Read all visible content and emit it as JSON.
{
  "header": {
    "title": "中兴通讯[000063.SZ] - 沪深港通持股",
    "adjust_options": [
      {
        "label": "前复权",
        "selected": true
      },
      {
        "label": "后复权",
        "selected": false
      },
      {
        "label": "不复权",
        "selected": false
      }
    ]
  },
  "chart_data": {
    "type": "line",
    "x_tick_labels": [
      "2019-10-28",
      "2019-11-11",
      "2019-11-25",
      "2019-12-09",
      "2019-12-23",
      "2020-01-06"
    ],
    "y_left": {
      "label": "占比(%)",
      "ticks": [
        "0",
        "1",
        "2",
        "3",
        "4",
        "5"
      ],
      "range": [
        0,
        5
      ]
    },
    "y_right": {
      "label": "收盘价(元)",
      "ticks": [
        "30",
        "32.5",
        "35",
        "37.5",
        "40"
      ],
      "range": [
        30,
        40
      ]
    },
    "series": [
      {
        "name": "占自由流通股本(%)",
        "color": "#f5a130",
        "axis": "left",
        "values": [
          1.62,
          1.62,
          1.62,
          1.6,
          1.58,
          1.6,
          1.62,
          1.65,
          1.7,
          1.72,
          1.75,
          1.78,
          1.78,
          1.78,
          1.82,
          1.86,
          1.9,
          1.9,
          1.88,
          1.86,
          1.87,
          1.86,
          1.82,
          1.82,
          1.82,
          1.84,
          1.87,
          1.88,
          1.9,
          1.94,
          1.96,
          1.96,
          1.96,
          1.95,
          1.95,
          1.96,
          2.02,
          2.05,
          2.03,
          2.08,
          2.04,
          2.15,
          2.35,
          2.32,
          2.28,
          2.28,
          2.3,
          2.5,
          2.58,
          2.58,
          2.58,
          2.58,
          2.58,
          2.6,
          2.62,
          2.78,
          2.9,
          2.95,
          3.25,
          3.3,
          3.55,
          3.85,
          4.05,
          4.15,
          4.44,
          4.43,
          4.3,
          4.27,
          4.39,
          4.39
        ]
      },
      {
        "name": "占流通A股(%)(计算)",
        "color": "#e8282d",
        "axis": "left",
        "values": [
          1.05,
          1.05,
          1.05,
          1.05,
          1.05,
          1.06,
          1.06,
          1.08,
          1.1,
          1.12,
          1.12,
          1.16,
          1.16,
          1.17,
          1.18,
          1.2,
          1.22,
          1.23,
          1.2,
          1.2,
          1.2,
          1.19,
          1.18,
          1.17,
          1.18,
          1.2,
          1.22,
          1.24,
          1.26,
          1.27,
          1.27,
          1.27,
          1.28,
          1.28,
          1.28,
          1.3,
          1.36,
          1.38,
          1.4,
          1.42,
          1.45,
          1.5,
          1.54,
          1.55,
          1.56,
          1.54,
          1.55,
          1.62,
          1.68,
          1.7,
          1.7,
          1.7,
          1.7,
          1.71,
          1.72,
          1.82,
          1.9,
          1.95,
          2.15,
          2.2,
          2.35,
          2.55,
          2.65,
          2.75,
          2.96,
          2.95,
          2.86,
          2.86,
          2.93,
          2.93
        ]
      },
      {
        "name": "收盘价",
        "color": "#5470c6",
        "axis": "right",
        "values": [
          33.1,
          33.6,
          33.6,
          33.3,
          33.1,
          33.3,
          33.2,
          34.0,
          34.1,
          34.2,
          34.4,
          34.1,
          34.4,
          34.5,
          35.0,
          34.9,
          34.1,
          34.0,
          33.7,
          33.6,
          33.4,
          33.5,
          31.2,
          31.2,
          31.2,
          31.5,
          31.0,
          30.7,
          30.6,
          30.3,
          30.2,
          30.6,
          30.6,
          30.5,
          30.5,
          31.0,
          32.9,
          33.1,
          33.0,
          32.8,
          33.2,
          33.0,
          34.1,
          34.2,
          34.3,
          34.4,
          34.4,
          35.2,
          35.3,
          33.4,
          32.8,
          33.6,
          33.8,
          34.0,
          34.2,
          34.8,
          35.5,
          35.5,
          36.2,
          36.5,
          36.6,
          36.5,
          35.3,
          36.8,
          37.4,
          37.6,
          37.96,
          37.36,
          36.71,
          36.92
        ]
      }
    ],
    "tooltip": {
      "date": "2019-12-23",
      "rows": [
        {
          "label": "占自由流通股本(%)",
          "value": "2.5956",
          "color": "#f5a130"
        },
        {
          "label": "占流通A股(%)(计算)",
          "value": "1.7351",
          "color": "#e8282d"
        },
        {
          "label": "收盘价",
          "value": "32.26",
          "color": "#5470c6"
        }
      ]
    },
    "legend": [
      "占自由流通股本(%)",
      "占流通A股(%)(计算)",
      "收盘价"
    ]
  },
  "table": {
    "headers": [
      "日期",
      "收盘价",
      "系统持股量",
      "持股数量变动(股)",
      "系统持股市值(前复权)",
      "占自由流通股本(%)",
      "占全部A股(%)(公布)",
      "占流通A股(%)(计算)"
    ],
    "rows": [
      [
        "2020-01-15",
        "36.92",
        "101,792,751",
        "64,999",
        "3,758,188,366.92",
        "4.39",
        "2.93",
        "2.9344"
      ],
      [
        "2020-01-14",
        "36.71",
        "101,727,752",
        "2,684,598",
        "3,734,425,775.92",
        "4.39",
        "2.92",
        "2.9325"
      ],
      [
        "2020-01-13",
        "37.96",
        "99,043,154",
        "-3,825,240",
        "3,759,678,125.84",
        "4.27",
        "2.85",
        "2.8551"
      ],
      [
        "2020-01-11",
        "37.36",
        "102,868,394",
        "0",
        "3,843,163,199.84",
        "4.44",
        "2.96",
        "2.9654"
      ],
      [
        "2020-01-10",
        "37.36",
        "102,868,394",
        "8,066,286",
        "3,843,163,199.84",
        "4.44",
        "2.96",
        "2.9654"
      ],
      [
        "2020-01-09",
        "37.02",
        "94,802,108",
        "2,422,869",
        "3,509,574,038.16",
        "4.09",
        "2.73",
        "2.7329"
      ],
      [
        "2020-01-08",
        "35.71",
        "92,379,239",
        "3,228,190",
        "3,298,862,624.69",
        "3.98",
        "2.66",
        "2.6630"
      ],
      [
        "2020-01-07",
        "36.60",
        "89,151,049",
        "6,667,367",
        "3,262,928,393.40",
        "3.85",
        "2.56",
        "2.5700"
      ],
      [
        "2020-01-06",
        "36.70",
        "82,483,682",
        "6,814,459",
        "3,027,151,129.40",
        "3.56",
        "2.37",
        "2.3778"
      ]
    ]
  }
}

┄┄┄┄┄┄┄┄┄┄

- [REQUIRED WORK]: Quote the data above in full, changing nothing.

- [THE RESPONSE]:
Read all visible content and emit it as JSON.
{
  "header": {
    "title": "中兴通讯[000063.SZ] - 沪深港通持股",
    "adjust_options": [
      {
        "label": "前复权",
        "selected": true
      },
      {
        "label": "后复权",
        "selected": false
      },
      {
        "label": "不复权",
        "selected": false
      }
    ]
  },
  "chart_data": {
    "type": "line",
    "x_tick_labels": [
      "2019-10-28",
      "2019-11-11",
      "2019-11-25",
      "2019-12-09",
      "2019-12-23",
      "2020-01-06"
    ],
    "y_left": {
      "label": "占比(%)",
      "ticks": [
        "0",
        "1",
        "2",
        "3",
        "4",
        "5"
      ],
      "range": [
        0,
        5
      ]
    },
    "y_right": {
      "label": "收盘价(元)",
      "ticks": [
        "30",
        "32.5",
        "35",
        "37.5",
        "40"
      ],
      "range": [
        30,
        40
      ]
    },
    "series": [
      {
        "name": "占自由流通股本(%)",
        "color": "#f5a130",
        "axis": "left",
        "values": [
          1.62,
          1.62,
          1.62,
          1.6,
          1.58,
          1.6,
          1.62,
          1.65,
          1.7,
          1.72,
          1.75,
          1.78,
          1.78,
          1.78,
          1.82,
          1.86,
          1.9,
          1.9,
          1.88,
          1.86,
          1.87,
          1.86,
          1.82,
          1.82,
          1.82,
          1.84,
          1.87,
          1.88,
          1.9,
          1.94,
          1.96,
          1.96,
          1.96,
          1.95,
          1.95,
          1.96,
          2.02,
          2.05,
          2.03,
          2.08,
          2.04,
          2.15,
          2.35,
          2.32,
          2.28,
          2.28,
          2.3,
          2.5,
          2.58,
          2.58,
          2.58,
          2.58,
          2.58,
          2.6,
          2.62,
          2.78,
          2.9,
          2.95,
          3.25,
          3.3,
          3.55,
          3.85,
          4.05,
          4.15,
          4.44,
          4.43,
          4.3,
          4.27,
          4.39,
          4.39
        ]
      },
      {
        "name": "占流通A股(%)(计算)",
        "color": "#e8282d",
        "axis": "left",
        "values": [
          1.05,
          1.05,
          1.05,
          1.05,
          1.05,
          1.06,
          1.06,
          1.08,
          1.1,
          1.12,
          1.12,
          1.16,
          1.16,
          1.17,
          1.18,
          1.2,
          1.22,
          1.23,
          1.2,
          1.2,
          1.2,
          1.19,
          1.18,
          1.17,
          1.18,
          1.2,
          1.22,
          1.24,
          1.26,
          1.27,
          1.27,
          1.27,
          1.28,
          1.28,
          1.28,
          1.3,
          1.36,
          1.38,
          1.4,
          1.42,
          1.45,
          1.5,
          1.54,
          1.55,
          1.56,
          1.54,
          1.55,
          1.62,
          1.68,
          1.7,
          1.7,
          1.7,
          1.7,
          1.71,
          1.72,
          1.82,
          1.9,
          1.95,
          2.15,
          2.2,
          2.35,
          2.55,
          2.65,
          2.75,
          2.96,
          2.95,
          2.86,
          2.86,
          2.93,
          2.93
        ]
      },
      {
        "name": "收盘价",
        "color": "#5470c6",
        "axis": "right",
        "values": [
          33.1,
          33.6,
          33.6,
          33.3,
          33.1,
          33.3,
          33.2,
          34.0,
          34.1,
          34.2,
          34.4,
          34.1,
          34.4,
          34.5,
          35.0,
          34.9,
          34.1,
          34.0,
          33.7,
          33.6,
          33.4,
          33.5,
          31.2,
          31.2,
          31.2,
          31.5,
          31.0,
          30.7,
          30.6,
          30.3,
          30.2,
          30.6,
          30.6,
          30.5,
          30.5,
          31.0,
          32.9,
          33.1,
          33.0,
          32.8,
          33.2,
          33.0,
          34.1,
          34.2,
          34.3,
          34.4,
          34.4,
          35.2,
          35.3,
          33.4,
          32.8,
          33.6,
          33.8,
          34.0,
          34.2,
          34.8,
          35.5,
          35.5,
          36.2,
          36.5,
          36.6,
          36.5,
          35.3,
          36.8,
          37.4,
          37.6,
          37.96,
          37.36,
          36.71,
          36.92
        ]
      }
    ],
    "tooltip": {
      "date": "2019-12-23",
      "rows": [
        {
          "label": "占自由流通股本(%)",
          "value": "2.5956",
          "color": "#f5a130"
        },
        {
          "label": "占流通A股(%)(计算)",
          "value": "1.7351",
          "color": "#e8282d"
        },
        {
          "label": "收盘价",
          "value": "32.26",
          "color": "#5470c6"
        }
      ]
    },
    "legend": [
      "占自由流通股本(%)",
      "占流通A股(%)(计算)",
      "收盘价"
    ]
  },
  "table": {
    "headers": [
      "日期",
      "收盘价",
      "系统持股量",
      "持股数量变动(股)",
      "系统持股市值(前复权)",
      "占自由流通股本(%)",
      "占全部A股(%)(公布)",
      "占流通A股(%)(计算)"
    ],
    "rows": [
      [
        "2020-01-15",
        "36.92",
        "101,792,751",
        "64,999",
        "3,758,188,366.92",
        "4.39",
        "2.93",
        "2.9344"
      ],
      [
        "2020-01-14",
        "36.71",
        "101,727,752",
        "2,684,598",
        "3,734,425,775.92",
        "4.39",
        "2.92",
        "2.9325"
      ],
      [
        "2020-01-13",
        "37.96",
        "99,043,154",
        "-3,825,240",
        "3,759,678,125.84",
        "4.27",
        "2.85",
        "2.8551"
      ],
      [
        "2020-01-11",
        "37.36",
        "102,868,394",
        "0",
        "3,843,163,199.84",
        "4.44",
        "2.96",
        "2.9654"
      ],
      [
        "2020-01-10",
        "37.36",
        "102,868,394",
        "8,066,286",
        "3,843,163,199.84",
        "4.44",
        "2.96",
        "2.9654"
      ],
      [
        "2020-01-09",
        "37.02",
        "94,802,108",
        "2,422,869",
        "3,509,574,038.16",
        "4.09",
        "2.73",
        "2.7329"
      ],
      [
        "2020-01-08",
        "35.71",
        "92,379,239",
        "3,228,190",
        "3,298,862,624.69",
        "3.98",
        "2.66",
        "2.6630"
      ],
      [
        "2020-01-07",
        "36.60",
        "89,151,049",
        "6,667,367",
        "3,262,928,393.40",
        "3.85",
        "2.56",
        "2.5700"
      ],
      [
        "2020-01-06",
        "36.70",
        "82,483,682",
        "6,814,459",
        "3,027,151,129.40",
        "3.56",
        "2.37",
        "2.3778"
      ]
    ]
  }
}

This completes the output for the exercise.